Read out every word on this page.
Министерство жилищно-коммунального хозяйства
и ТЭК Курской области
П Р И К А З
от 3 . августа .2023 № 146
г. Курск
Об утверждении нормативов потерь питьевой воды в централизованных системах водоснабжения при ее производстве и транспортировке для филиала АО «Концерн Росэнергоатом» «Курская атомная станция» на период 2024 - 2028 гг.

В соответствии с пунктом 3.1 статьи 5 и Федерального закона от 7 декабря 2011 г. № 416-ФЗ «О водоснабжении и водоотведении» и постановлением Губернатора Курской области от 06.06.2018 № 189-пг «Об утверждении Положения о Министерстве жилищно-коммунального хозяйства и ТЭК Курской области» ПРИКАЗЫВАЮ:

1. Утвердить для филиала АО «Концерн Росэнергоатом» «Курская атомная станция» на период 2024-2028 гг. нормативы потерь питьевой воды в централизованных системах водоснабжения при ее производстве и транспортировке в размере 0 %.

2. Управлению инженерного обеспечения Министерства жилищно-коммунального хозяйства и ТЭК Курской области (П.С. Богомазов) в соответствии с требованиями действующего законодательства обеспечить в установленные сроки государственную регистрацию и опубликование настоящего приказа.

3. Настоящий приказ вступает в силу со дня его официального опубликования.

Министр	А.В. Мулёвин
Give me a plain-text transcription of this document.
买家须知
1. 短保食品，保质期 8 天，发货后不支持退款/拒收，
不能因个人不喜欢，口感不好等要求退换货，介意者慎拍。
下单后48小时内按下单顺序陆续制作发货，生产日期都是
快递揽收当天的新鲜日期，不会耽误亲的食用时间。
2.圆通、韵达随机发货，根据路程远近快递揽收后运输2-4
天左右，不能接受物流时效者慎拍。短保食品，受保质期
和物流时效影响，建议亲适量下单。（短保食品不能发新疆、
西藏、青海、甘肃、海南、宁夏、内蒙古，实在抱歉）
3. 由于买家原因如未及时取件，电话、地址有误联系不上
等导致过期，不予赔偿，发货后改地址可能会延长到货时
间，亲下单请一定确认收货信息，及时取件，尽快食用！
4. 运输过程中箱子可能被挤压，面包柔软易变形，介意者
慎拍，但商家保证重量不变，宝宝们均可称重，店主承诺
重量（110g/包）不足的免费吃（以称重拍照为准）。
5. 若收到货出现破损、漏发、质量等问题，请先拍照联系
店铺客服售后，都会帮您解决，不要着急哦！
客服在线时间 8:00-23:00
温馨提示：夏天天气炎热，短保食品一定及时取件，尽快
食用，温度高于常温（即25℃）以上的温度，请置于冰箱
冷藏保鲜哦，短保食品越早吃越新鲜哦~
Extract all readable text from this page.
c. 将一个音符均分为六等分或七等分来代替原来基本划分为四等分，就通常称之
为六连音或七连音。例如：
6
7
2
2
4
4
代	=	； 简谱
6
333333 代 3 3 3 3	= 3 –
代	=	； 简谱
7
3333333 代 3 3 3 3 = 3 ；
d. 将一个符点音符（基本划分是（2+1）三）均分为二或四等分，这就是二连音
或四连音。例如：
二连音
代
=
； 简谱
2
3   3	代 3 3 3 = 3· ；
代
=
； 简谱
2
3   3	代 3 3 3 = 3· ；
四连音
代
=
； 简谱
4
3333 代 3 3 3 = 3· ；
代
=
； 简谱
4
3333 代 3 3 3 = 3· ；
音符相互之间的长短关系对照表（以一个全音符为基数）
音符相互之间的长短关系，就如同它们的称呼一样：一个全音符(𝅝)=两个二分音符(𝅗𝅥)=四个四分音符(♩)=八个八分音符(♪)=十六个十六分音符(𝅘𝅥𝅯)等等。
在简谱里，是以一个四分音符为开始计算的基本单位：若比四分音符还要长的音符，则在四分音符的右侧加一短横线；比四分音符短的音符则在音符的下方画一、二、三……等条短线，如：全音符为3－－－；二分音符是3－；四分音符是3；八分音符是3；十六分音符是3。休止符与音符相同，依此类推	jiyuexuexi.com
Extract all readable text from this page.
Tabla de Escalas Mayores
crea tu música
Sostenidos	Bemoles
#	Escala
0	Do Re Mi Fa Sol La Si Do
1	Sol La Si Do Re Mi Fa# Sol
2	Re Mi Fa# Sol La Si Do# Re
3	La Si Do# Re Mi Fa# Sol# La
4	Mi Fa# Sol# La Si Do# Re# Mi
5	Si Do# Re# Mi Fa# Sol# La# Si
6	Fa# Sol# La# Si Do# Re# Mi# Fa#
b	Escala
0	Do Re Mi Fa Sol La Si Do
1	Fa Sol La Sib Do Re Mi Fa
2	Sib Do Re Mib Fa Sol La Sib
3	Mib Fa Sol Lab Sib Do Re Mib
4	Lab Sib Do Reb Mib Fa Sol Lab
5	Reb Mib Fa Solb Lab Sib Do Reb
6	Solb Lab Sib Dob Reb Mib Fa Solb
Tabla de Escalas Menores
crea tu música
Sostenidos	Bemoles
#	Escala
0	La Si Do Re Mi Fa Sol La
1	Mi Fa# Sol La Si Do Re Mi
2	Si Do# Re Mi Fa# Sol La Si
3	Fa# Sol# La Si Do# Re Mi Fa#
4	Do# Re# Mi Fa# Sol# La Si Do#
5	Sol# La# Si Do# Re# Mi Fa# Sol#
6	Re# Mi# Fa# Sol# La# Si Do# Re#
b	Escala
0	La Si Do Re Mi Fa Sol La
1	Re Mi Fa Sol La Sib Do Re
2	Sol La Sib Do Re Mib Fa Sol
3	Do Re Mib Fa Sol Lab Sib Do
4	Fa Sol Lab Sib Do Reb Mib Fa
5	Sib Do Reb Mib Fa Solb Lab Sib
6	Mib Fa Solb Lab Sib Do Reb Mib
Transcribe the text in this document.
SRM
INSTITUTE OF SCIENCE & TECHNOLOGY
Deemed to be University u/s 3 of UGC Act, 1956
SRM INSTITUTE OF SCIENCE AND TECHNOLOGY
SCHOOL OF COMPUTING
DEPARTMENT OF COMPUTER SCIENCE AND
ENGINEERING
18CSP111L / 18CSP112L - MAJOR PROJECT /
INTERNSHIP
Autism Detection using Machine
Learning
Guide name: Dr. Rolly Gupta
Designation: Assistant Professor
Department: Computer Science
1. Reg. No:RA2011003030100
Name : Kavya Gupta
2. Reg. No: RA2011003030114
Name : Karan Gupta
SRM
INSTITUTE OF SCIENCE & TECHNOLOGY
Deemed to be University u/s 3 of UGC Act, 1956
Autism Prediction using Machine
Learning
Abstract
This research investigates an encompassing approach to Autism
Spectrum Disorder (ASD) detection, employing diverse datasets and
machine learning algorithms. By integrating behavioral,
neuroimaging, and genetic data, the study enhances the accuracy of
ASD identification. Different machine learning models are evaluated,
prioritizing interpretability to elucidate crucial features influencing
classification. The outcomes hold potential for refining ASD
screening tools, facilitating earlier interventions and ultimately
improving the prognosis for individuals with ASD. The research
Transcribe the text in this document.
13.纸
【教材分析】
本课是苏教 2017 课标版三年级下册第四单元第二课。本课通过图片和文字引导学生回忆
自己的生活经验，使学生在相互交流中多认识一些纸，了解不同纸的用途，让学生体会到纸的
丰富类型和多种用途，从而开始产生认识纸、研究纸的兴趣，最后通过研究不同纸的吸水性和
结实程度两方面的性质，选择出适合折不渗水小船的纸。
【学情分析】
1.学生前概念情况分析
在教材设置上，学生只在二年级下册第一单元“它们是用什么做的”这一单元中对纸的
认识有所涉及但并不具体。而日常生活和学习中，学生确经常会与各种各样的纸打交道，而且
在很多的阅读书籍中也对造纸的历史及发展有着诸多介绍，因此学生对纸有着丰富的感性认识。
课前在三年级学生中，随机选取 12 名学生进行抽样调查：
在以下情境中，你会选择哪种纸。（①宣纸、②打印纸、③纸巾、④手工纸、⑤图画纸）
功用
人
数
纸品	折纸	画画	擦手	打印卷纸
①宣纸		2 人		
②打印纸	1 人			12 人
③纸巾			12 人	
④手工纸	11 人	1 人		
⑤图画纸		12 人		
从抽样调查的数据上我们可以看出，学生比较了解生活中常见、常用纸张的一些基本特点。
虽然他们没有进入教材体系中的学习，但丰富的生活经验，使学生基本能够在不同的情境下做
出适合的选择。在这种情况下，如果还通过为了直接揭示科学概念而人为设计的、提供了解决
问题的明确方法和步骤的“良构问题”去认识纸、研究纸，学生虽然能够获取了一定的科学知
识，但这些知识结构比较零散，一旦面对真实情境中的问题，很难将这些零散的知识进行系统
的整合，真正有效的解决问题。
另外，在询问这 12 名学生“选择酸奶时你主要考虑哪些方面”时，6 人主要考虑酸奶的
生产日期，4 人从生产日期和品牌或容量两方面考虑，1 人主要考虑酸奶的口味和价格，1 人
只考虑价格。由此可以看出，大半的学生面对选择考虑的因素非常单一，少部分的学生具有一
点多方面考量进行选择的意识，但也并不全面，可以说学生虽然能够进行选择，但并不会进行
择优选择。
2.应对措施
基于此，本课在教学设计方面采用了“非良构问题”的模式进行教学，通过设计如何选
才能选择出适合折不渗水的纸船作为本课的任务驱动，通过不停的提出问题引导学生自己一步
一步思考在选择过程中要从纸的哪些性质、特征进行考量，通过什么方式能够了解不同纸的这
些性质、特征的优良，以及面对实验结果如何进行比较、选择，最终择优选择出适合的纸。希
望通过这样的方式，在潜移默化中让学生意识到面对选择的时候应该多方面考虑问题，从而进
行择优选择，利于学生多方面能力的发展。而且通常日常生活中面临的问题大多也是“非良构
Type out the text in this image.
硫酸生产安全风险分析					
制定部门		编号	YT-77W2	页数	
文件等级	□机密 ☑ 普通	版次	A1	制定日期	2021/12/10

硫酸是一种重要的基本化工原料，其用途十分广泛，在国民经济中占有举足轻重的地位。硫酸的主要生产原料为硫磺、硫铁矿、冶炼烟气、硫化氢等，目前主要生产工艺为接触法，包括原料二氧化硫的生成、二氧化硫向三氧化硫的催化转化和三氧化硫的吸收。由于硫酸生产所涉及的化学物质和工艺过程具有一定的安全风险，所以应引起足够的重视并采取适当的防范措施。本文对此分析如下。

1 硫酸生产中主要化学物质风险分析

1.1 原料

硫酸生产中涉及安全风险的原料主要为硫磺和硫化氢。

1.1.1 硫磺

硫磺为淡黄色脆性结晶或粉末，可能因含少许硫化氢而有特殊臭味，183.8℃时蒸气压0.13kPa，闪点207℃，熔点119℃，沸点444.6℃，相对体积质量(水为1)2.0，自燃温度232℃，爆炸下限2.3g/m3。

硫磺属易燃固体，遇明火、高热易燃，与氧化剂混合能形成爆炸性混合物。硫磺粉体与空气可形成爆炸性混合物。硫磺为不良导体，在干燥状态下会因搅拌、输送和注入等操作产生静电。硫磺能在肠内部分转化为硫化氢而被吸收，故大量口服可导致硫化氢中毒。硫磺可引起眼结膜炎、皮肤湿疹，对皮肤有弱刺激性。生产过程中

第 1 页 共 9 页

#### WRITTEN PROBLEM
Provide the number of lines in these entries that hold the word "водоснабжения", without any accompanying text.

#### ANSWER BELOW
2